데이터셋 항목:

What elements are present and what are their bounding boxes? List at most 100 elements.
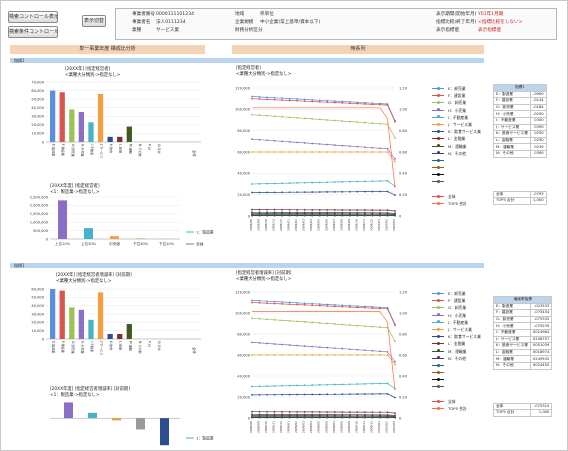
series-point [288,416,291,419]
series-point [318,151,321,153]
series-point [341,383,344,386]
series-point [341,354,344,356]
series-point [379,122,381,125]
table-cell-value: -0144 [529,97,547,105]
series-point [273,354,276,356]
x-tick-label: 2008/10 [264,421,268,433]
legend-item: M：運輸業 [432,348,481,355]
series-point [379,151,381,153]
toggle-display-button[interactable]: 表示切替 [82,15,106,27]
series-point [251,354,253,356]
series-point [288,191,291,194]
series-point [394,157,396,160]
legend-label: L：金融業 [448,136,466,142]
y-tick-label: 0 [46,237,49,241]
series-point [273,208,276,211]
series-line [252,354,396,365]
series-point [266,410,268,413]
x-tick-label: J:サービス [100,340,105,355]
series-point [333,347,336,350]
legend-label: TOP5 合計 [448,406,467,411]
bar-chart-2b-title: [20XX年度] [指定経営者増減率] [対前期] [50,387,131,392]
legend-label: M：運輸業 [448,348,467,354]
y-tick-label: 20,000 [31,123,44,127]
bar-chart-2-title: [20XX年度] [指定経営者] [50,184,100,189]
series-point [363,103,366,105]
legend-item: J：サービス業 [432,121,481,128]
series-point [394,120,396,123]
series-point [326,181,329,184]
x-tick-label: I:不動産 [90,341,95,352]
series-point [318,416,321,419]
series-point [356,393,359,395]
series-line [251,317,396,342]
legend-label: TOP5 合計 [448,201,467,206]
table-cell-label: G：卸売業 [493,315,531,324]
table-row: K：飲食サービス業 0051039 [493,342,553,350]
bar [107,136,113,142]
series-point [386,354,389,356]
search-condition-button[interactable]: 検索条件コントロール表示 [8,26,58,38]
series-point [333,305,336,308]
series-point [288,116,291,119]
series-line [252,151,396,162]
bar [112,418,121,421]
table-cell-label: M：運輸業 [493,143,531,151]
series-point [341,120,344,122]
bar [136,238,145,239]
legend-label: K：飲食サービス業 [448,129,481,135]
series-point [326,151,329,153]
table-row: TOP5 合計 1,000 [493,409,553,417]
y2-tick-label: 0.40 [399,172,408,176]
legend-item [432,362,481,369]
series-point [296,416,299,419]
bar [78,112,85,142]
table-cell-value: -075332 [529,315,553,324]
series-point [273,393,276,396]
bar-chart-subtitle-2: <業種大分類別->指定なし> [56,279,112,284]
info-row: 事業者名 法人0111234 [132,20,186,26]
x-tick-label: F:建設業 [61,341,66,353]
series-point [258,354,261,356]
legend-swatch [432,151,444,155]
series-point [341,305,344,308]
series-point [251,214,253,217]
info-value: 法人0111234 [156,20,186,25]
data-table-1: 指標1 E：製造業 -0900 F：建設業 -0144 G：卸売業 -0184 H：小売業 -0… [493,84,547,205]
series-point [379,382,381,385]
series-point [281,99,284,101]
series-line [251,413,396,416]
series-point [281,319,284,322]
series-point [273,98,276,101]
series-point [386,190,389,193]
legend-item: G：卸売業 [432,304,481,311]
series-point [363,214,366,217]
search-control-button[interactable]: 検索コントロール表示 [8,11,58,23]
table-cell-label: F：建設業 [493,97,531,105]
series-point [281,384,284,387]
info-key: 事業者名 [132,20,151,25]
line-chart-title-2: [指定経営者増減率] [対前期] [236,271,292,276]
legend-swatch [432,327,444,331]
legend-item: F：建設業 [432,92,481,99]
series-point [266,385,268,388]
x-tick-label: 2010/02 [384,219,388,231]
series-point [348,102,351,105]
series-point [296,208,299,211]
series-point [394,214,396,217]
series-point [281,343,284,346]
x-tick-label: E:製造業 [52,144,57,156]
legend-label: K：飲食サービス業 [448,334,481,340]
legend-swatch [432,363,444,367]
series-point [348,324,351,326]
data-table-2: 増減率指標 E：製造業 -023533 F：建設業 -075454 G：卸売業 -07533… [492,296,553,417]
legend-swatch [432,86,444,90]
table-header: 増減率指標 [492,296,553,304]
series-point [251,151,253,153]
table-row: E：製造業 -023533 [493,302,553,311]
legend-label: H：小売業 [448,312,467,318]
series-point [326,305,329,307]
series-point [386,151,389,153]
y-tick-label: 40,000 [237,374,250,378]
series-point [296,182,299,184]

▶ [수행할 작업]
위 자료의 모든 줄을 한 글자도 바꾸지 말고 그대로 다시 적되, 그림은 답에 넣지 마십시오.

▶ [과제 답변]
What elements are present and what are their bounding boxes? List at most 100 elements.
series-point [288,416,291,419]
series-point [318,151,321,153]
series-point [341,383,344,386]
series-point [341,354,344,356]
series-point [379,122,381,125]
table-cell-value: -0144 [529,97,547,105]
series-point [273,354,276,356]
x-tick-label: 2008/10 [264,421,268,433]
legend-item: M：運輸業 [432,348,481,355]
series-point [379,151,381,153]
toggle-display-button[interactable]: 表示切替 [82,15,106,27]
series-point [251,354,253,356]
series-point [288,191,291,194]
series-point [394,157,396,160]
legend-label: L：金融業 [448,136,466,142]
y-tick-label: 0 [46,237,49,241]
series-point [273,208,276,211]
series-line [252,354,396,365]
series-point [266,410,268,413]
x-tick-label: J:サービス [100,340,105,355]
series-point [333,347,336,350]
legend-label: TOP5 合計 [448,406,467,411]
bar-chart-2b-title: [20XX年度] [指定経営者増減率] [対前期] [50,387,131,392]
legend-label: M：運輸業 [448,348,467,354]
y-tick-label: 20,000 [31,123,44,127]
bar-chart-2-title: [20XX年度] [指定経営者] [50,184,100,189]
series-point [363,103,366,105]
legend-item: J：サービス業 [432,121,481,128]
series-point [394,120,396,123]
series-point [326,181,329,184]
x-tick-label: I:不動産 [90,341,95,352]
series-point [318,416,321,419]
series-point [356,393,359,395]
series-line [251,317,396,342]
legend-label: TOP5 合計 [448,201,467,206]
table-cell-label: G：卸売業 [493,315,531,324]
table-row: K：飲食サービス業 0051039 [493,342,553,350]
bar [107,136,113,142]
series-point [386,354,389,356]
search-condition-button[interactable]: 検索条件コントロール表示 [8,26,58,38]
series-point [333,305,336,308]
series-point [288,116,291,119]
series-line [252,151,396,162]
bar [112,418,121,421]
table-cell-label: M：運輸業 [493,143,531,151]
series-point [341,120,344,122]
bar [136,238,145,239]
legend-label: K：飲食サービス業 [448,129,481,135]
series-point [326,151,329,153]
table-row: TOP5 合計 1,000 [493,409,553,417]
y2-tick-label: 0.40 [399,172,408,176]
legend-item [432,362,481,369]
series-point [296,416,299,419]
bar [78,112,85,142]
table-cell-value: -075332 [529,315,553,324]
series-point [273,393,276,396]
bar-chart-subtitle-2: <業種大分類別->指定なし> [56,279,112,284]
info-row: 事業者名 法人0111234 [132,20,186,26]
x-tick-label: F:建設業 [61,341,66,353]
series-point [258,354,261,356]
legend-swatch [432,151,444,155]
series-point [341,305,344,308]
series-point [251,214,253,217]
info-value: 法人0111234 [156,20,186,25]
data-table-1: 指標1 E：製造業 -0900 F：建設業 -0144 G：卸売業 -0184 H：小売業 -0… [493,84,547,205]
series-point [379,382,381,385]
series-point [281,99,284,101]
series-line [251,413,396,416]
series-point [281,319,284,322]
series-point [273,98,276,101]
series-point [386,190,389,193]
legend-item: G：卸売業 [432,304,481,311]
series-point [363,214,366,217]
search-control-button[interactable]: 検索コントロール表示 [8,11,58,23]
table-cell-label: F：建設業 [493,97,531,105]
series-point [281,384,284,387]
info-key: 事業者名 [132,20,151,25]
line-chart-title-2: [指定経営者増減率] [対前期] [236,271,292,276]
legend-swatch [432,327,444,331]
legend-item: F：建設業 [432,92,481,99]
series-point [266,385,268,388]
x-tick-label: 2010/02 [384,219,388,231]
series-point [348,102,351,105]
series-point [296,208,299,211]
series-point [394,214,396,217]
series-point [281,343,284,346]
x-tick-label: E:製造業 [52,144,57,156]
legend-label: K：飲食サービス業 [448,334,481,340]
legend-swatch [432,363,444,367]
series-point [348,324,351,326]
data-table-2: 増減率指標 E：製造業 -023533 F：建設業 -075454 G：卸売業 -07533… [492,296,553,417]
legend-swatch [432,86,444,90]
table-header: 増減率指標 [492,296,553,304]
series-point [251,151,253,153]
table-row: E：製造業 -023533 [493,302,553,311]
legend-label: H：小売業 [448,312,467,318]
series-point [326,305,329,307]
series-point [386,151,389,153]
y-tick-label: 40,000 [237,374,250,378]
series-point [296,182,299,184]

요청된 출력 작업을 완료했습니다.